Find every line below that contains the string "marker" and copy each one in full. Treat uppercase and lowercase letters as different.

• [RECORD EXTRACTS]:

────

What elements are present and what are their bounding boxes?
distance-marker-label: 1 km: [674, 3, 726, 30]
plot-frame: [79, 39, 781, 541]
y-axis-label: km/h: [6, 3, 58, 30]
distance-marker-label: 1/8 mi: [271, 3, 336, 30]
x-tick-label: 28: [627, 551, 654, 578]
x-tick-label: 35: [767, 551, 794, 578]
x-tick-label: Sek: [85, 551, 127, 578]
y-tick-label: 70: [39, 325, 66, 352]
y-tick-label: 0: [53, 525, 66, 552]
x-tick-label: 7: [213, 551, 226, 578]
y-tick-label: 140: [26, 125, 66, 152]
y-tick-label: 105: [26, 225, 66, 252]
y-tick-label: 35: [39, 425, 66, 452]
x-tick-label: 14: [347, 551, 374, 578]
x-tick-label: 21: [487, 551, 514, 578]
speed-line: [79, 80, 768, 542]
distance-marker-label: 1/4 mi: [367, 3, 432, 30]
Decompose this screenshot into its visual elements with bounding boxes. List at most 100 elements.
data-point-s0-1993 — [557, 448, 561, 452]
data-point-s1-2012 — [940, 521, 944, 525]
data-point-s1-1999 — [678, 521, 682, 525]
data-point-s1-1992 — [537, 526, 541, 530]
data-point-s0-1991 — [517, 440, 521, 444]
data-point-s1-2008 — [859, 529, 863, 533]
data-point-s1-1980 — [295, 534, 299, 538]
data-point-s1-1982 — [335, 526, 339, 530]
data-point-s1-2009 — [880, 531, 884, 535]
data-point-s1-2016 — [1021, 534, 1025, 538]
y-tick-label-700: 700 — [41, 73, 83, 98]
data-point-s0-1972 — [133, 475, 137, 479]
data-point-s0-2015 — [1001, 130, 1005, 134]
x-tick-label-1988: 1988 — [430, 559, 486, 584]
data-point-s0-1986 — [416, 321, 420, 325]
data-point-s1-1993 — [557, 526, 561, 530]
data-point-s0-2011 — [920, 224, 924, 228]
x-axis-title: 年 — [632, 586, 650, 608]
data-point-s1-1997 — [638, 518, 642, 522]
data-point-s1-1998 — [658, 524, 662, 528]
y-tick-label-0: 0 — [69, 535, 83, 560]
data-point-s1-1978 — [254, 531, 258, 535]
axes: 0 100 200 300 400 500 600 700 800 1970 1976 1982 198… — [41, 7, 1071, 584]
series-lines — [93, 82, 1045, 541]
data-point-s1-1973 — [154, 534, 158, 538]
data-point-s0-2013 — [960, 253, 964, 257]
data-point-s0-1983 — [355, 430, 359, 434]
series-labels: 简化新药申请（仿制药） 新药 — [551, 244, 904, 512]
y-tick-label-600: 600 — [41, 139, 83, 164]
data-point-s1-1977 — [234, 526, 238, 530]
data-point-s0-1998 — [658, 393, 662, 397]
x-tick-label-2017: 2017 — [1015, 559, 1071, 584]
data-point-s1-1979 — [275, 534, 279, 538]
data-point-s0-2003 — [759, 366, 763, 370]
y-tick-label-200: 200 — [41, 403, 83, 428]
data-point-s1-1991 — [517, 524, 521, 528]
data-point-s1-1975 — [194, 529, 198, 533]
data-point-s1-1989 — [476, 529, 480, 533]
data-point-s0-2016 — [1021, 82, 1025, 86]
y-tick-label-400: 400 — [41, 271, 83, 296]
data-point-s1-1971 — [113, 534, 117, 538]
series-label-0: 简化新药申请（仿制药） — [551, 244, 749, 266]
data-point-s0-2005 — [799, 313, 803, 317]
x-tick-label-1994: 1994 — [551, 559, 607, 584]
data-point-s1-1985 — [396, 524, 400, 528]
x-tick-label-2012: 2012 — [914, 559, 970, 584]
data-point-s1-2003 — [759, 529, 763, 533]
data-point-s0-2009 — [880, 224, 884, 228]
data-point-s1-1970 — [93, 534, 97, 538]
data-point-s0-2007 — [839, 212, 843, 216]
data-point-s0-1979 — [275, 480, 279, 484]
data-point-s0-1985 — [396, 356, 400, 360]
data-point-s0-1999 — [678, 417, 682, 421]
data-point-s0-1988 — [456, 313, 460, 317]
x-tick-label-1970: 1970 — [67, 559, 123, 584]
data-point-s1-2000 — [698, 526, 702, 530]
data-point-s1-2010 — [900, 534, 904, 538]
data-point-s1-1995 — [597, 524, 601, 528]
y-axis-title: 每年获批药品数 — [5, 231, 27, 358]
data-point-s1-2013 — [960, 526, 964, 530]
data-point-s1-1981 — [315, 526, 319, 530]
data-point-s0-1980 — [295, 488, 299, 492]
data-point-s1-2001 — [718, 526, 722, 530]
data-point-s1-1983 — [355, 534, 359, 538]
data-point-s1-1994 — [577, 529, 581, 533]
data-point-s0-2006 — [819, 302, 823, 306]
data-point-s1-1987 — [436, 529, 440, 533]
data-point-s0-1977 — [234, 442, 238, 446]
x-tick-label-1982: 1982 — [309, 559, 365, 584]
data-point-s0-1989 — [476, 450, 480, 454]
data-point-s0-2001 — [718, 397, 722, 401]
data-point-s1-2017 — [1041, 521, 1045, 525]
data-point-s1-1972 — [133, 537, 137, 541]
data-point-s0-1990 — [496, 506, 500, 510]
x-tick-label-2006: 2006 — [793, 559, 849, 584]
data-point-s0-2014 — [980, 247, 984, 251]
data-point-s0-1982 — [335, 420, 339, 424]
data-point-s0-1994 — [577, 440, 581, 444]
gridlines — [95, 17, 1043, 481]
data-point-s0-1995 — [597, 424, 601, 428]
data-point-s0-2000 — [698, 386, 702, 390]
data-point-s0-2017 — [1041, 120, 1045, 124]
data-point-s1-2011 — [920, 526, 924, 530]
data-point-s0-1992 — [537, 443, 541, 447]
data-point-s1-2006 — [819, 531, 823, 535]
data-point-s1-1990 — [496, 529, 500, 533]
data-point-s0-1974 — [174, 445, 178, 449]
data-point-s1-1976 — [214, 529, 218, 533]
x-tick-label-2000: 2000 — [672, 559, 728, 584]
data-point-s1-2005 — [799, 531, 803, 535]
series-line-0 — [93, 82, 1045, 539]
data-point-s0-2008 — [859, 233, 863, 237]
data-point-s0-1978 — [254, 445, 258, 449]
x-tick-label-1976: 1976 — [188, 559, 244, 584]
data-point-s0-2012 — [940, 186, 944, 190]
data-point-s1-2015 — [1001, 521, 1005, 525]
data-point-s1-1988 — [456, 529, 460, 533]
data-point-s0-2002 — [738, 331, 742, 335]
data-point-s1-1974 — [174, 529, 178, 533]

────

• [CORRECT RESPONSE]:
distance-marker-label: 1 km: [674, 3, 726, 30]
distance-marker-label: 1/8 mi: [271, 3, 336, 30]
distance-marker-label: 1/4 mi: [367, 3, 432, 30]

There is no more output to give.